> _Task_:
Transcribe the lines from the records verbatim, beginning at the line that contains "125, 594, 136]" and stopping after the line that contains "261, 959, 272]".
[start]
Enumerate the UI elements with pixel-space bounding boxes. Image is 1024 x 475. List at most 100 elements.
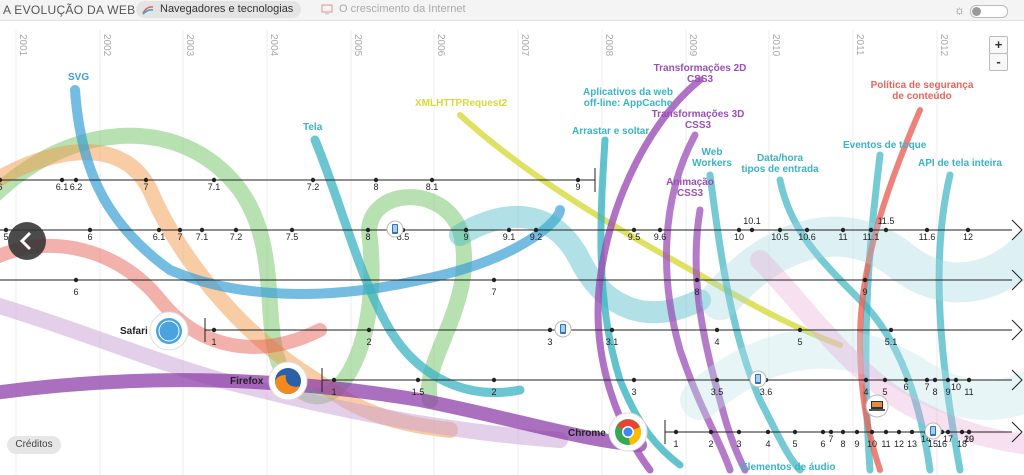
version-dot[interactable] — [945, 377, 951, 383]
version-dot[interactable] — [959, 429, 965, 435]
version-dot[interactable] — [909, 429, 915, 435]
version-dot[interactable] — [694, 277, 700, 283]
version-dot[interactable] — [310, 177, 316, 183]
version-dot[interactable] — [869, 429, 875, 435]
lighting-toggle[interactable] — [970, 5, 1008, 18]
credits-button[interactable]: Créditos — [7, 436, 61, 454]
version-dot[interactable] — [854, 429, 860, 435]
technology-label[interactable]: Aplicativos da web off-line: AppCache — [583, 87, 673, 109]
zoom-out-button[interactable]: - — [989, 53, 1008, 71]
version-dot[interactable] — [373, 177, 379, 183]
version-dot[interactable] — [199, 227, 205, 233]
version-dot[interactable] — [966, 377, 972, 383]
version-dot[interactable] — [211, 177, 217, 183]
version-dot[interactable] — [0, 177, 3, 183]
version-dot[interactable] — [491, 277, 497, 283]
laptop-device-icon[interactable] — [865, 394, 889, 418]
version-dot[interactable] — [714, 327, 720, 333]
version-dot[interactable] — [868, 227, 874, 233]
version-dot[interactable] — [73, 277, 79, 283]
version-dot[interactable] — [820, 429, 826, 435]
version-dot[interactable] — [863, 377, 869, 383]
technology-label[interactable]: Data/hora tipos de entrada — [741, 153, 819, 175]
version-dot[interactable] — [828, 429, 834, 435]
version-dot[interactable] — [924, 227, 930, 233]
tab-internet-growth[interactable]: O crescimento da Internet — [315, 1, 474, 18]
version-dot[interactable] — [491, 377, 497, 383]
version-dot[interactable] — [896, 429, 902, 435]
version-dot[interactable] — [673, 429, 679, 435]
chrome-icon[interactable] — [608, 412, 648, 452]
technology-label[interactable]: SVG — [68, 72, 89, 83]
version-dot[interactable] — [792, 429, 798, 435]
technology-label[interactable]: Animação CSS3 — [666, 177, 714, 199]
technology-label[interactable]: Web Workers — [692, 147, 732, 169]
safari-icon[interactable] — [149, 311, 189, 351]
version-dot[interactable] — [609, 327, 615, 333]
version-dot[interactable] — [233, 227, 239, 233]
version-dot[interactable] — [924, 377, 930, 383]
version-dot[interactable] — [429, 177, 435, 183]
technology-label[interactable]: Transformações 3D CSS3 — [652, 109, 745, 131]
technology-label[interactable]: Tela — [303, 122, 323, 133]
version-dot[interactable] — [506, 227, 512, 233]
version-dot[interactable] — [87, 227, 93, 233]
version-dot[interactable] — [533, 227, 539, 233]
version-dot[interactable] — [177, 227, 183, 233]
version-dot[interactable] — [862, 277, 868, 283]
version-dot[interactable] — [366, 327, 372, 333]
version-dot[interactable] — [840, 429, 846, 435]
version-dot[interactable] — [631, 377, 637, 383]
mobile-device-icon[interactable] — [749, 370, 767, 388]
version-dot[interactable] — [965, 227, 971, 233]
version-dot[interactable] — [575, 177, 581, 183]
version-dot[interactable] — [932, 377, 938, 383]
version-dot[interactable] — [331, 377, 337, 383]
version-dot[interactable] — [156, 227, 162, 233]
technology-label[interactable]: Elementos de áudio — [741, 462, 835, 473]
mobile-device-icon[interactable] — [386, 220, 404, 238]
version-dot[interactable] — [966, 429, 972, 435]
version-dot[interactable] — [883, 227, 889, 233]
version-dot[interactable] — [143, 177, 149, 183]
technology-label[interactable]: Eventos de toque — [843, 140, 927, 151]
version-dot[interactable] — [714, 377, 720, 383]
version-dot[interactable] — [708, 429, 714, 435]
version-dot[interactable] — [777, 227, 783, 233]
version-dot[interactable] — [3, 227, 9, 233]
version-dot[interactable] — [289, 227, 295, 233]
technology-label[interactable]: Arrastar e soltar — [572, 126, 649, 137]
mobile-device-icon[interactable] — [924, 422, 942, 440]
technology-label[interactable]: Transformações 2D CSS3 — [654, 63, 747, 85]
version-dot[interactable] — [903, 377, 909, 383]
tab-browsers-technologies[interactable]: Navegadores e tecnologias — [136, 1, 302, 18]
version-dot[interactable] — [211, 327, 217, 333]
zoom-in-button[interactable]: + — [989, 36, 1008, 54]
version-dot[interactable] — [365, 227, 371, 233]
version-dot[interactable] — [736, 429, 742, 435]
version-dot[interactable] — [840, 227, 846, 233]
version-dot[interactable] — [463, 227, 469, 233]
version-dot[interactable] — [953, 377, 959, 383]
version-dot[interactable] — [657, 227, 663, 233]
mobile-device-icon[interactable] — [554, 320, 572, 338]
technology-label[interactable]: API de tela inteira — [918, 158, 1002, 169]
version-dot[interactable] — [882, 377, 888, 383]
technology-label[interactable]: XMLHTTPRequest2 — [415, 98, 508, 109]
back-button[interactable] — [8, 222, 46, 260]
technology-label[interactable]: Política de segurança de conteúdo — [871, 80, 974, 102]
version-dot[interactable] — [736, 227, 742, 233]
version-dot[interactable] — [59, 177, 65, 183]
version-dot[interactable] — [547, 327, 553, 333]
version-dot[interactable] — [804, 227, 810, 233]
version-dot[interactable] — [888, 327, 894, 333]
version-dot[interactable] — [749, 227, 755, 233]
version-dot[interactable] — [631, 227, 637, 233]
version-dot[interactable] — [415, 377, 421, 383]
version-dot[interactable] — [883, 429, 889, 435]
firefox-icon[interactable] — [268, 361, 308, 401]
version-dot[interactable] — [797, 327, 803, 333]
version-dot[interactable] — [765, 429, 771, 435]
version-dot[interactable] — [73, 177, 79, 183]
version-dot[interactable] — [945, 429, 951, 435]
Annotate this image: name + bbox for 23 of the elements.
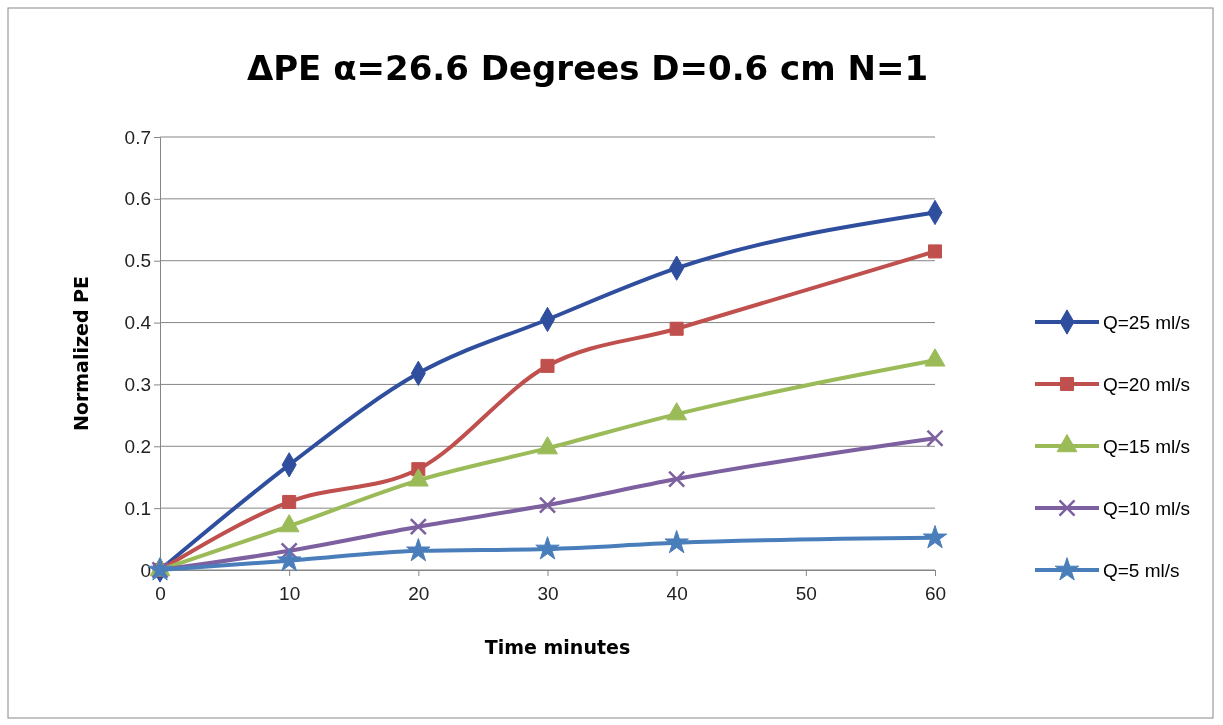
y-tick-label: 0.4 xyxy=(124,312,152,334)
x-tick-label: 0 xyxy=(155,582,166,604)
x-tick-label: 10 xyxy=(279,582,301,604)
legend-label: Q=20 ml/s xyxy=(1103,374,1191,395)
legend-label: Q=25 ml/s xyxy=(1103,312,1191,333)
legend-label: Q=5 ml/s xyxy=(1103,560,1180,581)
chart-title: ΔPE α=26.6 Degrees D=0.6 cm N=1 xyxy=(246,48,929,88)
y-tick-label: 0.5 xyxy=(124,250,151,272)
x-axis-title: Time minutes xyxy=(484,636,631,658)
legend-label: Q=15 ml/s xyxy=(1103,436,1191,457)
y-tick-label: 0.6 xyxy=(124,188,151,210)
x-tick-label: 20 xyxy=(408,582,430,604)
y-axis-title: Normalized PE xyxy=(70,275,92,432)
y-tick-label: 0.1 xyxy=(124,497,151,519)
legend-label: Q=10 ml/s xyxy=(1103,498,1191,519)
x-tick-label: 50 xyxy=(795,582,817,604)
y-tick-label: 0.3 xyxy=(124,374,151,396)
y-tick-label: 0.2 xyxy=(124,435,151,457)
x-tick-label: 40 xyxy=(666,582,688,604)
x-tick-label: 30 xyxy=(537,582,559,604)
y-tick-label: 0.7 xyxy=(124,126,151,148)
y-tick-label: 0 xyxy=(140,559,151,581)
x-tick-label: 60 xyxy=(924,582,947,604)
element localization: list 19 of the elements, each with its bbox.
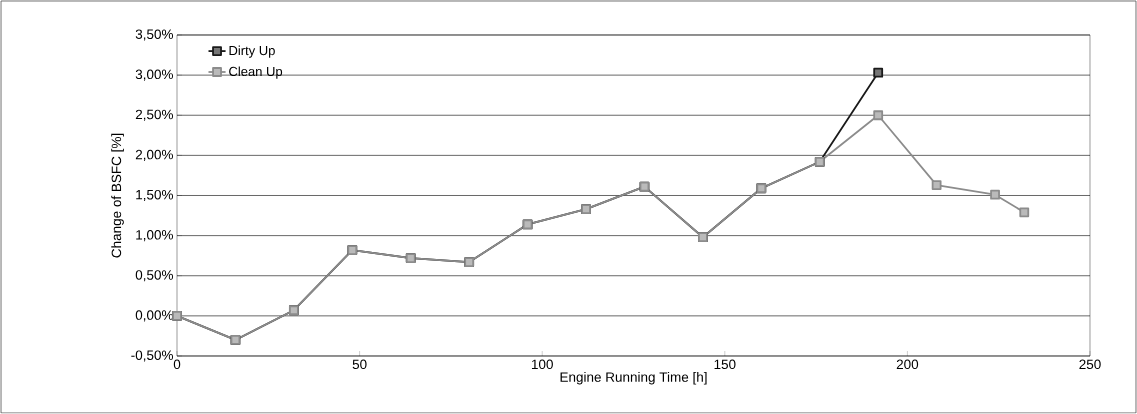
x-tick-label: 250 xyxy=(1079,359,1101,370)
legend-label: Dirty Up xyxy=(229,45,275,58)
x-axis-title: Engine Running Time [h] xyxy=(560,371,707,385)
x-tick-label: 200 xyxy=(896,359,919,370)
y-tick-label: 1,50% xyxy=(136,189,173,202)
y-axis-title: Change of BSFC [%] xyxy=(111,133,124,258)
x-tick-label: 100 xyxy=(531,359,553,370)
legend-label: Clean Up xyxy=(229,66,283,79)
y-tick-label: -0,50% xyxy=(131,350,173,362)
y-tick-label: 1,00% xyxy=(136,230,173,242)
y-tick-label: 3,50% xyxy=(135,29,173,41)
y-tick-label: 0,00% xyxy=(135,310,173,322)
x-tick-label: 50 xyxy=(352,359,367,370)
y-tick-label: 3,00% xyxy=(135,69,173,81)
y-tick-label: 0,50% xyxy=(135,270,173,282)
y-tick-label: 2,50% xyxy=(135,109,173,121)
x-tick-label: 150 xyxy=(714,359,736,370)
y-tick-label: 2,00% xyxy=(135,149,173,161)
x-tick-label: 0 xyxy=(173,359,181,370)
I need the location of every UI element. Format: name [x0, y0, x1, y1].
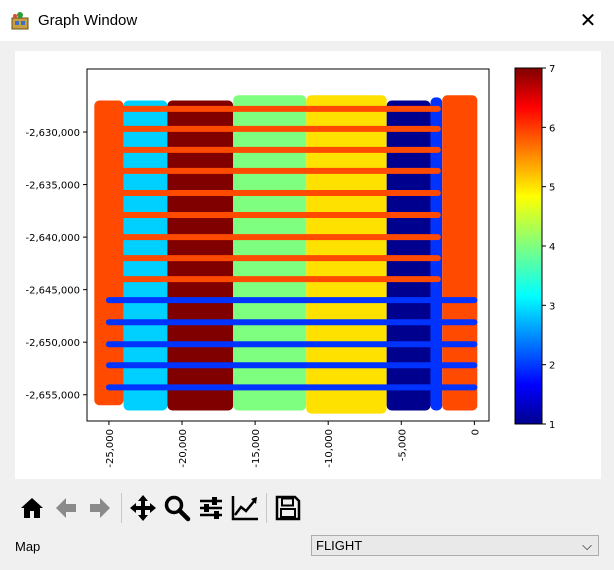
app-icon [11, 12, 29, 30]
forward-button[interactable] [83, 491, 117, 525]
colorbar-tick-label: 1 [549, 420, 555, 431]
colorbar-tick-label: 3 [549, 301, 555, 312]
y-tick-label: -2,645,000 [25, 286, 80, 297]
x-tick-label: -5,000 [397, 429, 408, 461]
arrow-right-icon [90, 498, 110, 518]
flight-block-0 [94, 100, 124, 406]
back-button[interactable] [49, 491, 83, 525]
colorbar-tick-label: 7 [549, 64, 555, 75]
home-button[interactable] [15, 491, 49, 525]
y-tick-label: -2,640,000 [25, 233, 80, 244]
flight-block-4 [306, 95, 387, 414]
configure-subplots-button[interactable] [194, 491, 228, 525]
colorbar-tick-label: 5 [549, 183, 555, 194]
close-icon: ✕ [579, 9, 597, 32]
chevron-down-icon: ⌵ [582, 538, 592, 553]
x-tick-label: -10,000 [324, 429, 335, 468]
flight-block-7 [442, 95, 478, 411]
navigation-toolbar [15, 491, 305, 525]
x-tick-label: -20,000 [178, 429, 189, 468]
x-tick-label: -15,000 [251, 429, 262, 468]
x-tick-label: -25,000 [105, 429, 116, 468]
y-tick-label: -2,655,000 [25, 391, 80, 402]
zoom-button[interactable] [160, 491, 194, 525]
window-title: Graph Window [38, 12, 138, 29]
pan-button[interactable] [126, 491, 160, 525]
y-tick-label: -2,635,000 [25, 181, 80, 192]
move-icon [130, 495, 156, 521]
close-button[interactable]: ✕ [570, 4, 606, 36]
axes-frame [86, 68, 490, 422]
map-select-value: FLIGHT [316, 538, 363, 553]
edit-axes-button[interactable] [228, 491, 262, 525]
toolbar-separator [121, 493, 122, 523]
save-button[interactable] [271, 491, 305, 525]
x-tick-label: 0 [470, 429, 481, 435]
colorbar-tick-label: 4 [549, 242, 555, 253]
y-tick-label: -2,630,000 [25, 128, 80, 139]
colorbar-tick-label: 2 [549, 361, 555, 372]
toolbar-separator [266, 493, 267, 523]
colorbar [514, 67, 543, 425]
y-tick-label: -2,650,000 [25, 338, 80, 349]
figure-canvas[interactable]: -2,630,000 -2,635,000 -2,640,000 -2,645,000… [15, 51, 601, 479]
scatter-plot: -2,630,000 -2,635,000 -2,640,000 -2,645,000… [25, 64, 555, 468]
home-icon [21, 498, 43, 518]
colorbar-tick-label: 6 [549, 123, 555, 134]
zoom-icon [164, 495, 191, 522]
save-icon [275, 495, 301, 521]
line-chart-icon [231, 496, 258, 521]
flight-block-3 [233, 95, 307, 411]
flight-block-6 [430, 97, 443, 411]
sliders-icon [200, 497, 222, 519]
arrow-left-icon [56, 498, 76, 518]
title-bar: Graph Window ✕ [0, 0, 614, 41]
map-label: Map [15, 539, 41, 554]
map-select[interactable]: FLIGHT ⌵ [311, 535, 599, 556]
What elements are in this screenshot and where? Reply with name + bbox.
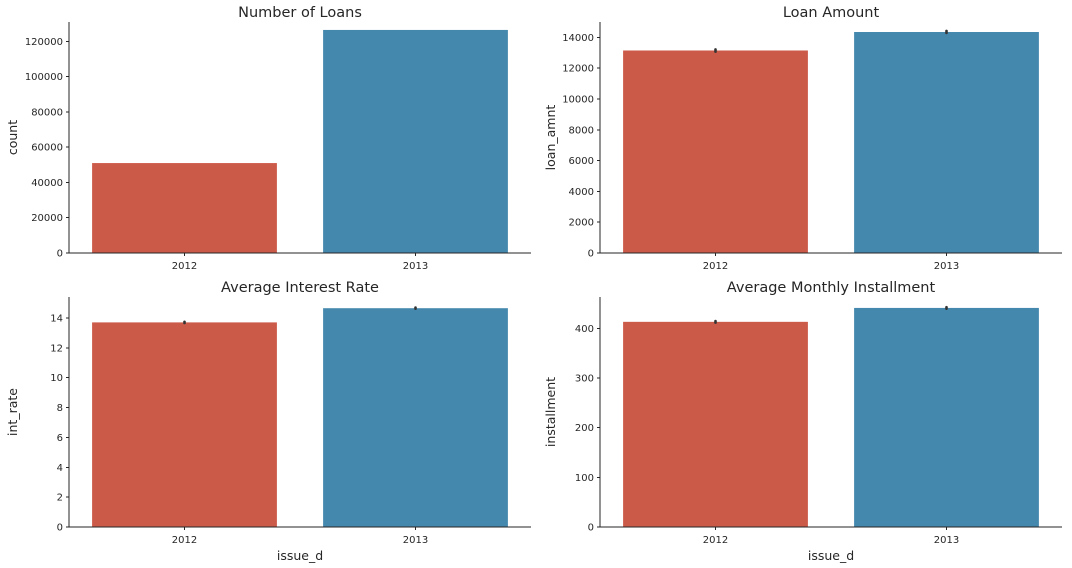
y-tick-label: 8000	[569, 125, 594, 136]
bar-2012	[623, 50, 808, 253]
chart-panel-3: 0 2 4 6 8 10 12 14 2012 2013 Average Interest Rate…	[5, 280, 531, 563]
y-tick-label: 400	[575, 324, 594, 335]
x-tick-label: 2012	[172, 261, 197, 272]
y-tick-label: 4000	[569, 187, 594, 198]
x-tick-label: 2013	[934, 261, 959, 272]
y-tick-label: 12	[50, 343, 63, 354]
x-tick-label: 2013	[403, 535, 428, 546]
y-tick-label: 20000	[31, 213, 63, 224]
y-tick-label: 14	[50, 313, 63, 324]
chart-title: Number of Loans	[238, 5, 362, 21]
bar-2013	[854, 32, 1039, 254]
chart-title: Average Interest Rate	[221, 280, 379, 296]
y-tick-label: 100	[575, 473, 594, 484]
y-tick-label: 2000	[569, 218, 594, 229]
y-tick-label: 6	[57, 433, 63, 444]
chart-panel-4: 0 100 200 300 400 2012 2013 Average Monthly Ins…	[543, 280, 1062, 563]
y-tick-label: 14000	[562, 33, 594, 44]
y-tick-label: 0	[57, 249, 63, 260]
y-tick-label: 40000	[31, 178, 63, 189]
y-tick-label: 100000	[25, 72, 63, 83]
bar-2012	[623, 321, 808, 527]
bar-2013	[854, 307, 1039, 527]
y-axis-label: loan_amnt	[543, 105, 558, 171]
x-axis-label: issue_d	[277, 548, 323, 563]
y-axis-label: count	[5, 120, 20, 155]
x-tick-label: 2012	[172, 535, 197, 546]
y-tick-label: 0	[57, 523, 63, 534]
chart-panel-2: 0 2000 4000 6000 8000 10000 12000 14000 2012 2013…	[543, 5, 1062, 272]
y-tick-label: 6000	[569, 156, 594, 167]
y-tick-label: 8	[57, 403, 63, 414]
bar-2012	[92, 163, 277, 253]
y-axis-label: installment	[543, 377, 558, 447]
y-tick-label: 12000	[562, 64, 594, 75]
x-axis-label: issue_d	[808, 548, 854, 563]
bar-2013	[323, 29, 508, 253]
chart-title: Loan Amount	[783, 5, 880, 21]
y-tick-label: 4	[57, 463, 63, 474]
y-tick-label: 0	[588, 523, 594, 534]
y-axis-label: int_rate	[5, 388, 20, 436]
y-tick-label: 200	[575, 423, 594, 434]
y-tick-label: 0	[588, 249, 594, 260]
chart-title: Average Monthly Installment	[727, 280, 936, 296]
y-tick-label: 300	[575, 373, 594, 384]
x-tick-label: 2012	[703, 535, 728, 546]
y-tick-label: 10000	[562, 95, 594, 106]
bar-2012	[92, 322, 277, 527]
x-tick-label: 2013	[934, 535, 959, 546]
y-tick-label: 2	[57, 493, 63, 504]
bar-2013	[323, 308, 508, 527]
y-tick-label: 120000	[25, 37, 63, 48]
x-tick-label: 2013	[403, 261, 428, 272]
y-tick-label: 60000	[31, 143, 63, 154]
y-tick-label: 10	[50, 373, 63, 384]
chart-panel-1: 0 20000 40000 60000 80000 100000 120000 2012 201…	[5, 5, 531, 272]
y-tick-label: 80000	[31, 107, 63, 118]
x-tick-label: 2012	[703, 261, 728, 272]
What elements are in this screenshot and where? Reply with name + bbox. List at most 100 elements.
[end]
> _Full solution_:
y-tick-label: 8000	[569, 125, 594, 136]
bar-2012	[623, 50, 808, 253]
chart-panel-3: 0 2 4 6 8 10 12 14 2012 2013 Average Interest Rate…	[5, 280, 531, 563]
y-tick-label: 400	[575, 324, 594, 335]
x-tick-label: 2012	[172, 261, 197, 272]
y-tick-label: 4000	[569, 187, 594, 198]
x-tick-label: 2013	[934, 261, 959, 272]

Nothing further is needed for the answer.